Source material
□ □ □ □ □

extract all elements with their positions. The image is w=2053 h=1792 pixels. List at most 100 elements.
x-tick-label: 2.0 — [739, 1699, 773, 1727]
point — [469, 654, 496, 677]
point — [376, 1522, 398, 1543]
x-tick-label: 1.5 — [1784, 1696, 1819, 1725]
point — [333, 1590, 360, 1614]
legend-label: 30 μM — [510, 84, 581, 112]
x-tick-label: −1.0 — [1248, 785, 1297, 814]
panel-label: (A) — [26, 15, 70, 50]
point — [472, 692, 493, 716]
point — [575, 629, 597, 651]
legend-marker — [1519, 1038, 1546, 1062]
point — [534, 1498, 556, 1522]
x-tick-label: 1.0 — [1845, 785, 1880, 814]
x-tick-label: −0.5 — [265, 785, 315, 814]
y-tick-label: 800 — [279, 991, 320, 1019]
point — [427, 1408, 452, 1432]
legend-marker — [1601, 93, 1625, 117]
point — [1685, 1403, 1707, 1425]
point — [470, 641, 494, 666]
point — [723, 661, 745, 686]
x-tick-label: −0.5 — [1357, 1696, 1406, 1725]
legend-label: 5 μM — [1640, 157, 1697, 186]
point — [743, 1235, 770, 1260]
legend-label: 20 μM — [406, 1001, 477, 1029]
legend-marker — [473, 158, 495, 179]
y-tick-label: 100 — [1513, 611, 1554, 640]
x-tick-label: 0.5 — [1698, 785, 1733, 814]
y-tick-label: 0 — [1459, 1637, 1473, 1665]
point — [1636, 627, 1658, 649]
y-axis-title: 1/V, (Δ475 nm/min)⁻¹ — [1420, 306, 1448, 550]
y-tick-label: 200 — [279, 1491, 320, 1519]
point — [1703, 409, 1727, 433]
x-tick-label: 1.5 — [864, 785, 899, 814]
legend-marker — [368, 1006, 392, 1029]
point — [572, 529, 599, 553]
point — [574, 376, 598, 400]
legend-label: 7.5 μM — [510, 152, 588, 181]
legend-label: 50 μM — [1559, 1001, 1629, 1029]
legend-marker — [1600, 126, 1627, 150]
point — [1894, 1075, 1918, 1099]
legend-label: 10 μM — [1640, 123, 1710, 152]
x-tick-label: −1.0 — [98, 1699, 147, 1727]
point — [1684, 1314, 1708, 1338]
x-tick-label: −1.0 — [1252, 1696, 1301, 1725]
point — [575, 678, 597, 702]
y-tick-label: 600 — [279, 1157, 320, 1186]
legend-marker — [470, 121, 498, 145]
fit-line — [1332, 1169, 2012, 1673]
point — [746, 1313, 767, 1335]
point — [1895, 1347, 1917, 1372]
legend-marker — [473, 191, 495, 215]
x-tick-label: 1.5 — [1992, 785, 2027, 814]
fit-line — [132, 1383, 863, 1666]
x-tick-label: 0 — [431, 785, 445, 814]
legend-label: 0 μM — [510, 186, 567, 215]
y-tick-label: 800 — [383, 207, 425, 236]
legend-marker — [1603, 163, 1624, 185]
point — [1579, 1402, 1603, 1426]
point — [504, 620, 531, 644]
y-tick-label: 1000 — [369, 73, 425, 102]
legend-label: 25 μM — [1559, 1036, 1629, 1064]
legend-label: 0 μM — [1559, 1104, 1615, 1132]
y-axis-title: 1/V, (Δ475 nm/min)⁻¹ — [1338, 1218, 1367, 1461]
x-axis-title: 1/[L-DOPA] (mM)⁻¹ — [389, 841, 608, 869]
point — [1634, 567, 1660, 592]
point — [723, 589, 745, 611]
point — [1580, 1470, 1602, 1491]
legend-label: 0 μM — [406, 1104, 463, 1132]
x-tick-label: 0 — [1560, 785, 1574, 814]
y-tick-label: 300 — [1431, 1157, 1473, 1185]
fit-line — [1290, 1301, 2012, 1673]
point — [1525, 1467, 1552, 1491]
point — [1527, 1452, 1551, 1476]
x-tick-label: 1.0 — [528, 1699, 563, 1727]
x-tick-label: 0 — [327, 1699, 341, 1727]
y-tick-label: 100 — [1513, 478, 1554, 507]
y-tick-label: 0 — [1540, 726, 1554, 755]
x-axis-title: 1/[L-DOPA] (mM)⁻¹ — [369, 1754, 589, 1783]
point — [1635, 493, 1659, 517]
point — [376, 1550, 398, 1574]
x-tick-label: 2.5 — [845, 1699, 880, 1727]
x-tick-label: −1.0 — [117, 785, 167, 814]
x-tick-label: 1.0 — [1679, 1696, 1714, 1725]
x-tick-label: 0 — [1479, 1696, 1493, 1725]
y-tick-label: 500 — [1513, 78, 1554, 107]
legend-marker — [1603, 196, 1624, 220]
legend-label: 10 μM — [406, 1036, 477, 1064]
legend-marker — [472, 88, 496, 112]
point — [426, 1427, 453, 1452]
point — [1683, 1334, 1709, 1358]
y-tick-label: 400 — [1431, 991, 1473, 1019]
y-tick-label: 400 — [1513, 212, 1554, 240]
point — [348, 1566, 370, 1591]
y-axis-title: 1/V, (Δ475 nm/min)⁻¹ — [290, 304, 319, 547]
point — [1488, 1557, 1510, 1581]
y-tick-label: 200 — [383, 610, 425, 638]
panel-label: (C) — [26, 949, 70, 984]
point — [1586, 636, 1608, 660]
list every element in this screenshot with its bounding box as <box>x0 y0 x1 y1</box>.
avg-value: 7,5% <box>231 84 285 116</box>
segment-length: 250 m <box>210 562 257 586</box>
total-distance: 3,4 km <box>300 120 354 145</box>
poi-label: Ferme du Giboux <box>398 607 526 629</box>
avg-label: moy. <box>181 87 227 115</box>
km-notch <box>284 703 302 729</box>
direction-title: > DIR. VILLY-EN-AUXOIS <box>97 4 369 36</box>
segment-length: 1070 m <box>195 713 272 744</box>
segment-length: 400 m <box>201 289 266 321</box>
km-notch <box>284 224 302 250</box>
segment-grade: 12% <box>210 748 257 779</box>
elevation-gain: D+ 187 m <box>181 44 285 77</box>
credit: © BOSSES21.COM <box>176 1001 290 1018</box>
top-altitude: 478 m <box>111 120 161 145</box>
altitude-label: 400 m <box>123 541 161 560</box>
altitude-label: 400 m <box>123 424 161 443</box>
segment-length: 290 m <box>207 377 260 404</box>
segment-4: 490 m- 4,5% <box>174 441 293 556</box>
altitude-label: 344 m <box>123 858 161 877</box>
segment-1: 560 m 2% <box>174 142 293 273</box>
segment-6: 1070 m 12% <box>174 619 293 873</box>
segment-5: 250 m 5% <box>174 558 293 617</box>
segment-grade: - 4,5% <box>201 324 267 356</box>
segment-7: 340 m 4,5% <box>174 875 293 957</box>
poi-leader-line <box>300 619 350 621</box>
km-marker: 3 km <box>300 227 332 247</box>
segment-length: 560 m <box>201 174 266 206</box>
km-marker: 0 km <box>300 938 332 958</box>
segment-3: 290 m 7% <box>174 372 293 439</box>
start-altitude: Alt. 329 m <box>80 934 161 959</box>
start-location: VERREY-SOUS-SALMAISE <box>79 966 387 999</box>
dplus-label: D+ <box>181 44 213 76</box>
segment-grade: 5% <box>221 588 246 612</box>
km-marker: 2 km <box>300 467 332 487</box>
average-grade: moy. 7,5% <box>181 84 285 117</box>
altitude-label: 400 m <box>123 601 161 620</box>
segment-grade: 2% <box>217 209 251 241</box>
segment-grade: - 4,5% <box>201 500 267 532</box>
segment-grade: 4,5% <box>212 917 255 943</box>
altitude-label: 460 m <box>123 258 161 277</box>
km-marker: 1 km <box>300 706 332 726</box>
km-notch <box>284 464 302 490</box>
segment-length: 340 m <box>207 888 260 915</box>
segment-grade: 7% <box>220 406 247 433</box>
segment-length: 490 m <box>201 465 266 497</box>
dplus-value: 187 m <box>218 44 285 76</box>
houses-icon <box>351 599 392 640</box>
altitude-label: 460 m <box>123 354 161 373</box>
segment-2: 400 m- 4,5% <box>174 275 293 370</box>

□ □ □ □ □

What to work on
Starting at the beginning of the listing and ending with the line that contains "legend-label: 10 μM — [1640, 123, 1710, 152]", write those lines out again with "legend-marker" replaced by "legend-symbol" wherever it occurs, and leave everything else unchanged.

In response
extract all elements with their positions. The image is w=2053 h=1792 pixels. List at most 100 elements.
x-tick-label: 2.0 — [739, 1699, 773, 1727]
point — [469, 654, 496, 677]
point — [376, 1522, 398, 1543]
x-tick-label: 1.5 — [1784, 1696, 1819, 1725]
point — [333, 1590, 360, 1614]
legend-label: 30 μM — [510, 84, 581, 112]
x-tick-label: −1.0 — [1248, 785, 1297, 814]
panel-label: (A) — [26, 15, 70, 50]
point — [472, 692, 493, 716]
point — [575, 629, 597, 651]
legend-symbol — [1519, 1038, 1546, 1062]
point — [534, 1498, 556, 1522]
x-tick-label: 1.0 — [1845, 785, 1880, 814]
x-tick-label: −0.5 — [265, 785, 315, 814]
y-tick-label: 800 — [279, 991, 320, 1019]
point — [427, 1408, 452, 1432]
legend-symbol — [1601, 93, 1625, 117]
point — [1685, 1403, 1707, 1425]
point — [470, 641, 494, 666]
point — [723, 661, 745, 686]
x-tick-label: −0.5 — [1357, 1696, 1406, 1725]
legend-label: 5 μM — [1640, 157, 1697, 186]
point — [743, 1235, 770, 1260]
legend-label: 20 μM — [406, 1001, 477, 1029]
legend-symbol — [473, 158, 495, 179]
y-tick-label: 100 — [1513, 611, 1554, 640]
x-tick-label: 0.5 — [1698, 785, 1733, 814]
y-tick-label: 0 — [1459, 1637, 1473, 1665]
point — [1636, 627, 1658, 649]
y-axis-title: 1/V, (Δ475 nm/min)⁻¹ — [1420, 306, 1448, 550]
y-tick-label: 200 — [279, 1491, 320, 1519]
point — [1703, 409, 1727, 433]
x-tick-label: 1.5 — [864, 785, 899, 814]
legend-symbol — [368, 1006, 392, 1029]
point — [572, 529, 599, 553]
point — [574, 376, 598, 400]
legend-label: 7.5 μM — [510, 152, 588, 181]
legend-label: 50 μM — [1559, 1001, 1629, 1029]
legend-symbol — [1600, 126, 1627, 150]
point — [1894, 1075, 1918, 1099]
legend-label: 10 μM — [1640, 123, 1710, 152]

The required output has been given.